-- START OF Extracted entries --

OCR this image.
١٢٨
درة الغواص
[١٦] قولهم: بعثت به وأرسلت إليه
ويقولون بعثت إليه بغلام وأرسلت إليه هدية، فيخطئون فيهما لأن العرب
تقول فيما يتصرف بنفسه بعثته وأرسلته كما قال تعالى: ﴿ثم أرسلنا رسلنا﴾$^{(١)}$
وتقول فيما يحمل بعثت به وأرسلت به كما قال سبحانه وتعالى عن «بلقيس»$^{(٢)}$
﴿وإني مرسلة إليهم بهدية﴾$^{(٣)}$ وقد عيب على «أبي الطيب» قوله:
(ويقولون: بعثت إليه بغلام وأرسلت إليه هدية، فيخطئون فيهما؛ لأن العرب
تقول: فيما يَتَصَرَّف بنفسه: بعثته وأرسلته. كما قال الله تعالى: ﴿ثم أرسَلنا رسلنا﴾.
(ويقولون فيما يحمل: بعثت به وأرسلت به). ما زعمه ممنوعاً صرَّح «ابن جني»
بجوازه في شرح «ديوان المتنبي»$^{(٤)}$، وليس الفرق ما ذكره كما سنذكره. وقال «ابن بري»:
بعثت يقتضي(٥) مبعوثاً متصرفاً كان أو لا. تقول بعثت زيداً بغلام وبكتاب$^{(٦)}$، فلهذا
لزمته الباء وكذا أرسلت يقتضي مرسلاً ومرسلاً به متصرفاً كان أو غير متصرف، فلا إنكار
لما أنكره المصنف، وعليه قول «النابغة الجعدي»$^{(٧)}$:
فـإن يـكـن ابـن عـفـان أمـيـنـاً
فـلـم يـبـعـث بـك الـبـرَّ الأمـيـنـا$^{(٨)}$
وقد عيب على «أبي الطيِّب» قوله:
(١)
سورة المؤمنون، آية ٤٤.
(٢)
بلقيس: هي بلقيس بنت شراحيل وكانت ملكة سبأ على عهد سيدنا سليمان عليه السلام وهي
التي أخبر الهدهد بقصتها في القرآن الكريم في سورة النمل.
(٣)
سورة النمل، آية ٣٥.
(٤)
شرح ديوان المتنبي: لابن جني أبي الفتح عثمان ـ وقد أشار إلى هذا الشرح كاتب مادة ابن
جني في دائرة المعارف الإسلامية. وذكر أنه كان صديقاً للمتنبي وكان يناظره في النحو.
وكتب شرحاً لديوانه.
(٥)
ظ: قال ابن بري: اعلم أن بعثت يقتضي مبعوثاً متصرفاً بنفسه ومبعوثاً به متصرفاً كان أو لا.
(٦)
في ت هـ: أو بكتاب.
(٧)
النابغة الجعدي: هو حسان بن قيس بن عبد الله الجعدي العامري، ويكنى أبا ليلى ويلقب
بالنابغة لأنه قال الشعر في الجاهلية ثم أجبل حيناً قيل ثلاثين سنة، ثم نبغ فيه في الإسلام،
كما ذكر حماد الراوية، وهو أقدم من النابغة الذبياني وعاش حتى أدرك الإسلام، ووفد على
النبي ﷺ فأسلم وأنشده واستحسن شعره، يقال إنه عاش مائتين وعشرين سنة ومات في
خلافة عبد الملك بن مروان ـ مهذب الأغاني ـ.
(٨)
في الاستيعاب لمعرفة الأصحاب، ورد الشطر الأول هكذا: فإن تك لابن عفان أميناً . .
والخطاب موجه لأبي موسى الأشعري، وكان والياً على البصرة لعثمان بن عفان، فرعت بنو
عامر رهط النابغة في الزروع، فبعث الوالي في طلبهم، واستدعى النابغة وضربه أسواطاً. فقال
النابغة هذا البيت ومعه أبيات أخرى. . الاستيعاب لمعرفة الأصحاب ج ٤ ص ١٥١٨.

-- END OF Extracted entries --
-- START OF Extracted entries --

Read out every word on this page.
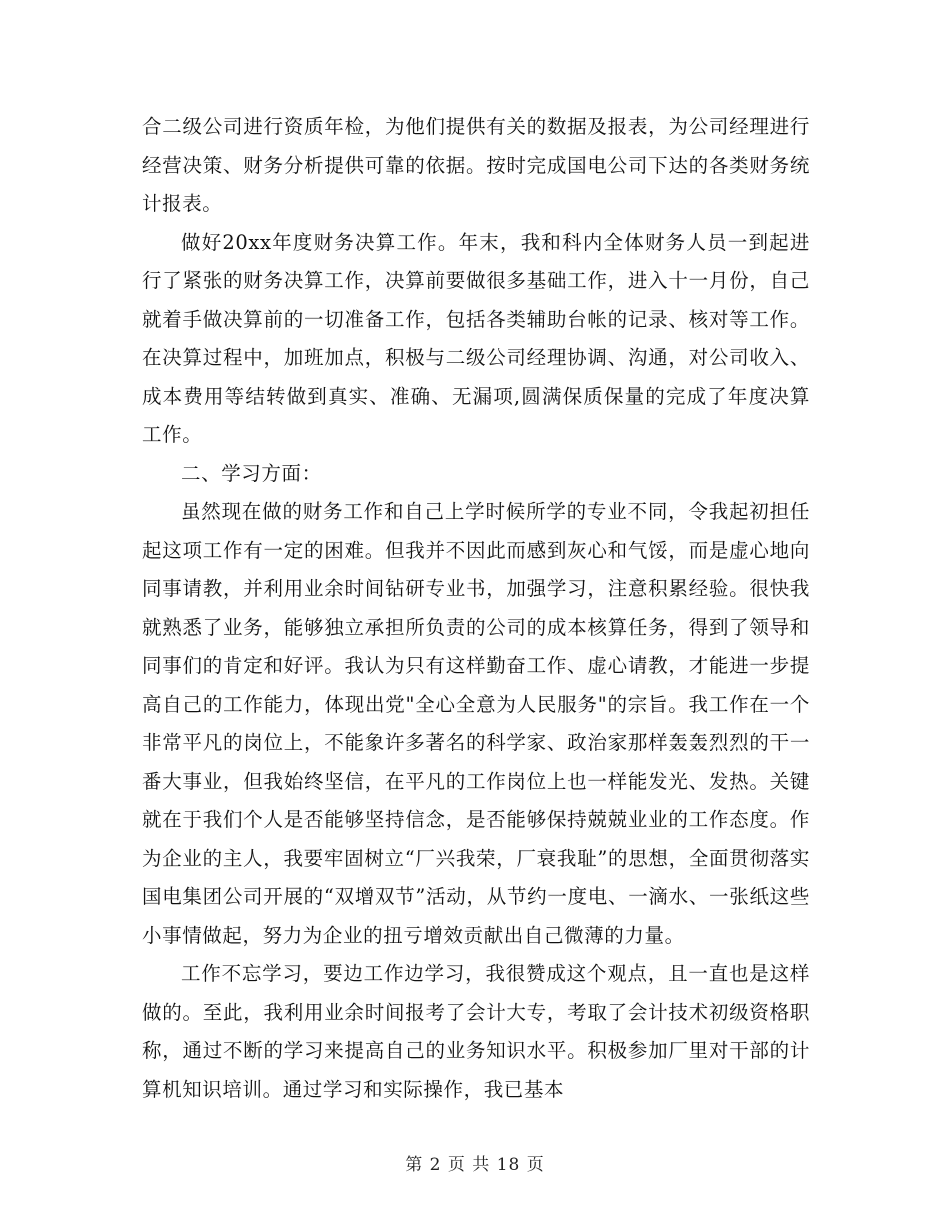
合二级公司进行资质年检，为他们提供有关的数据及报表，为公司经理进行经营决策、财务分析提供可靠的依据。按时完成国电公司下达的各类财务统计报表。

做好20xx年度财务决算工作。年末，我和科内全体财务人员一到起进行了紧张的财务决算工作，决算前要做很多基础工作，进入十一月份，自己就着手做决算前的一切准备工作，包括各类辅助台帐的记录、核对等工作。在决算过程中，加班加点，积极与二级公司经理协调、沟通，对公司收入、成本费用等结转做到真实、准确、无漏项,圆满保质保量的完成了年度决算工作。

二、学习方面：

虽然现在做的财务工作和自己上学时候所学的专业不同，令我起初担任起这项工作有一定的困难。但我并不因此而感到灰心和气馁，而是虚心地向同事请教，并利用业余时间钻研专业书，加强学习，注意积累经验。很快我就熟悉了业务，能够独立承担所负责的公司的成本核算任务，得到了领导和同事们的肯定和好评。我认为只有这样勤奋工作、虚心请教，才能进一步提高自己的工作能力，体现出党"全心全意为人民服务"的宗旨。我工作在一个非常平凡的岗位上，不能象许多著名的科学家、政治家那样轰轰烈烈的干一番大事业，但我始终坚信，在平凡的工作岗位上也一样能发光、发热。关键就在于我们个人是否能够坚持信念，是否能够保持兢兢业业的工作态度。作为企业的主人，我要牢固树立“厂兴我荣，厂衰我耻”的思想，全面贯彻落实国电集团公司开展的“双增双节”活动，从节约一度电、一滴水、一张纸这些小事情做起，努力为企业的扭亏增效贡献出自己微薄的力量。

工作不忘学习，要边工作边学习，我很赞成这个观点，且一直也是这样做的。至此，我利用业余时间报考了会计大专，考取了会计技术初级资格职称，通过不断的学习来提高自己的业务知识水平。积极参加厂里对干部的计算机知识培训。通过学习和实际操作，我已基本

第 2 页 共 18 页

-- END OF Extracted entries --

### What you are asked to do
Filter the listing for the word "وأرسلته" and copy every line that holds it.

### Written response
تقول فيما يتصرف بنفسه بعثته وأرسلته كما قال تعالى: ﴿ثم أرسلنا رسلنا﴾$^{(١)}$
تقول: فيما يَتَصَرَّف بنفسه: بعثته وأرسلته. كما قال الله تعالى: ﴿ثم أرسَلنا رسلنا﴾.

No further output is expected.